## [What the task asks]
Repeat, without any change, the entries presented below.

### Records for processing ###

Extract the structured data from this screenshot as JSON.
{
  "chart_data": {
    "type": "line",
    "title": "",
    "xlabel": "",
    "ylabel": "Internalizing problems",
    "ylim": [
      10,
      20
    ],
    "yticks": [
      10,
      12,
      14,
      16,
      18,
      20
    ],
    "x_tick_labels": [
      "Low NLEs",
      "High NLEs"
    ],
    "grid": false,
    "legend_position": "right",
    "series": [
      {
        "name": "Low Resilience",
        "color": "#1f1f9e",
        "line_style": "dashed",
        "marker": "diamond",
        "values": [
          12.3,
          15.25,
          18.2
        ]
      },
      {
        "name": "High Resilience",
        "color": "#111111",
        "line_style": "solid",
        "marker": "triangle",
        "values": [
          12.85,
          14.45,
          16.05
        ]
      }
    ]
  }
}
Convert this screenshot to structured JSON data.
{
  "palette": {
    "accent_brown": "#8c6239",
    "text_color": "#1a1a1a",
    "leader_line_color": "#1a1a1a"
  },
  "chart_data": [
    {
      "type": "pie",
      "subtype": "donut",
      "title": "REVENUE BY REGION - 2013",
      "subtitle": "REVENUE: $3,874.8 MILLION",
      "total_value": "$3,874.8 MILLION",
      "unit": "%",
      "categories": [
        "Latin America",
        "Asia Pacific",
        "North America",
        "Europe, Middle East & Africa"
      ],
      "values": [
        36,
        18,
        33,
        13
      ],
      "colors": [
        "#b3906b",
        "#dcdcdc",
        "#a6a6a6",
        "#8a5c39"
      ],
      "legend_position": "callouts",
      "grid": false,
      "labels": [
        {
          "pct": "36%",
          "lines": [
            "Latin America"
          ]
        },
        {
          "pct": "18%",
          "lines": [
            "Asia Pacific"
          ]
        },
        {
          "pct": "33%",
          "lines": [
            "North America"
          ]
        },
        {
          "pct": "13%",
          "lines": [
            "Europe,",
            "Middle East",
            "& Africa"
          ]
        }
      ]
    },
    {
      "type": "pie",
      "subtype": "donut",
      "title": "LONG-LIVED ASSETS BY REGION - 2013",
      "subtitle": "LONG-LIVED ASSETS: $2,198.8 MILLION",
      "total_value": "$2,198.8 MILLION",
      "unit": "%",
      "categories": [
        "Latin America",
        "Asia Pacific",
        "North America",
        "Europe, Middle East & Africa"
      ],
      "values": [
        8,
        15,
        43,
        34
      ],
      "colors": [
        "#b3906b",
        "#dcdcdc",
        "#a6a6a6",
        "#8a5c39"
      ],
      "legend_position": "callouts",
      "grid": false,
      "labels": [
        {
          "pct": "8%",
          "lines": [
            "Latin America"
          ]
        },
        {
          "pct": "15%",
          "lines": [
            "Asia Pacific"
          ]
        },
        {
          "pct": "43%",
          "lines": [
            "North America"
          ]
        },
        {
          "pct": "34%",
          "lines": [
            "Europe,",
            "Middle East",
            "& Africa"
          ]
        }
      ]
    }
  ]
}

###

## [Response to this task]
Extract the structured data from this screenshot as JSON.
{
  "chart_data": {
    "type": "line",
    "title": "",
    "xlabel": "",
    "ylabel": "Internalizing problems",
    "ylim": [
      10,
      20
    ],
    "yticks": [
      10,
      12,
      14,
      16,
      18,
      20
    ],
    "x_tick_labels": [
      "Low NLEs",
      "High NLEs"
    ],
    "grid": false,
    "legend_position": "right",
    "series": [
      {
        "name": "Low Resilience",
        "color": "#1f1f9e",
        "line_style": "dashed",
        "marker": "diamond",
        "values": [
          12.3,
          15.25,
          18.2
        ]
      },
      {
        "name": "High Resilience",
        "color": "#111111",
        "line_style": "solid",
        "marker": "triangle",
        "values": [
          12.85,
          14.45,
          16.05
        ]
      }
    ]
  }
}
Convert this screenshot to structured JSON data.
{
  "palette": {
    "accent_brown": "#8c6239",
    "text_color": "#1a1a1a",
    "leader_line_color": "#1a1a1a"
  },
  "chart_data": [
    {
      "type": "pie",
      "subtype": "donut",
      "title": "REVENUE BY REGION - 2013",
      "subtitle": "REVENUE: $3,874.8 MILLION",
      "total_value": "$3,874.8 MILLION",
      "unit": "%",
      "categories": [
        "Latin America",
        "Asia Pacific",
        "North America",
        "Europe, Middle East & Africa"
      ],
      "values": [
        36,
        18,
        33,
        13
      ],
      "colors": [
        "#b3906b",
        "#dcdcdc",
        "#a6a6a6",
        "#8a5c39"
      ],
      "legend_position": "callouts",
      "grid": false,
      "labels": [
        {
          "pct": "36%",
          "lines": [
            "Latin America"
          ]
        },
        {
          "pct": "18%",
          "lines": [
            "Asia Pacific"
          ]
        },
        {
          "pct": "33%",
          "lines": [
            "North America"
          ]
        },
        {
          "pct": "13%",
          "lines": [
            "Europe,",
            "Middle East",
            "& Africa"
          ]
        }
      ]
    },
    {
      "type": "pie",
      "subtype": "donut",
      "title": "LONG-LIVED ASSETS BY REGION - 2013",
      "subtitle": "LONG-LIVED ASSETS: $2,198.8 MILLION",
      "total_value": "$2,198.8 MILLION",
      "unit": "%",
      "categories": [
        "Latin America",
        "Asia Pacific",
        "North America",
        "Europe, Middle East & Africa"
      ],
      "values": [
        8,
        15,
        43,
        34
      ],
      "colors": [
        "#b3906b",
        "#dcdcdc",
        "#a6a6a6",
        "#8a5c39"
      ],
      "legend_position": "callouts",
      "grid": false,
      "labels": [
        {
          "pct": "8%",
          "lines": [
            "Latin America"
          ]
        },
        {
          "pct": "15%",
          "lines": [
            "Asia Pacific"
          ]
        },
        {
          "pct": "43%",
          "lines": [
            "North America"
          ]
        },
        {
          "pct": "34%",
          "lines": [
            "Europe,",
            "Middle East",
            "& Africa"
          ]
        }
      ]
    }
  ]
}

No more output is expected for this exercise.